Exercise objective: A line belongs in the answer if it contains "landscape"; copy every such line from the entries below.

Transcribed page data:
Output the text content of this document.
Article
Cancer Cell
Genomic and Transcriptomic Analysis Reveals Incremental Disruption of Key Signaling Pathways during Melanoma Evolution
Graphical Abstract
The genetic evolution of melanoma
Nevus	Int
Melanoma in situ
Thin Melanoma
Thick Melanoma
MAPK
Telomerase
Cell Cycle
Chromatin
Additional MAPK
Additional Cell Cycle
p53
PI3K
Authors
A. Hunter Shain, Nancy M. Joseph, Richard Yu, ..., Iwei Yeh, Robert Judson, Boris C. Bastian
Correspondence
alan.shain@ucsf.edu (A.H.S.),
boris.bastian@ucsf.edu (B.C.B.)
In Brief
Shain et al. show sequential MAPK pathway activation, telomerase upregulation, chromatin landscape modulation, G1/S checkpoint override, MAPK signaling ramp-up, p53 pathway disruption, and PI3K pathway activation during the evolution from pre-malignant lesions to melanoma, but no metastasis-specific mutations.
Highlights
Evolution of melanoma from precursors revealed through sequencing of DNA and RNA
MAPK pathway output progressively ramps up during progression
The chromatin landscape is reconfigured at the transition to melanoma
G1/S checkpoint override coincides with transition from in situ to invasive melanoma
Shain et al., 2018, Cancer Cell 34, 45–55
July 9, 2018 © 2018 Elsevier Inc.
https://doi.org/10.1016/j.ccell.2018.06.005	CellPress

Exercise solution:
Shain et al. show sequential MAPK pathway activation, telomerase upregulation, chromatin landscape modulation, G1/S checkpoint override, MAPK signaling ramp-up, p53 pathway disruption, and PI3K pathway activation during the evolution from pre-malignant lesions to melanoma, but no metastasis-specific mutations.
The chromatin landscape is reconfigured at the transition to melanoma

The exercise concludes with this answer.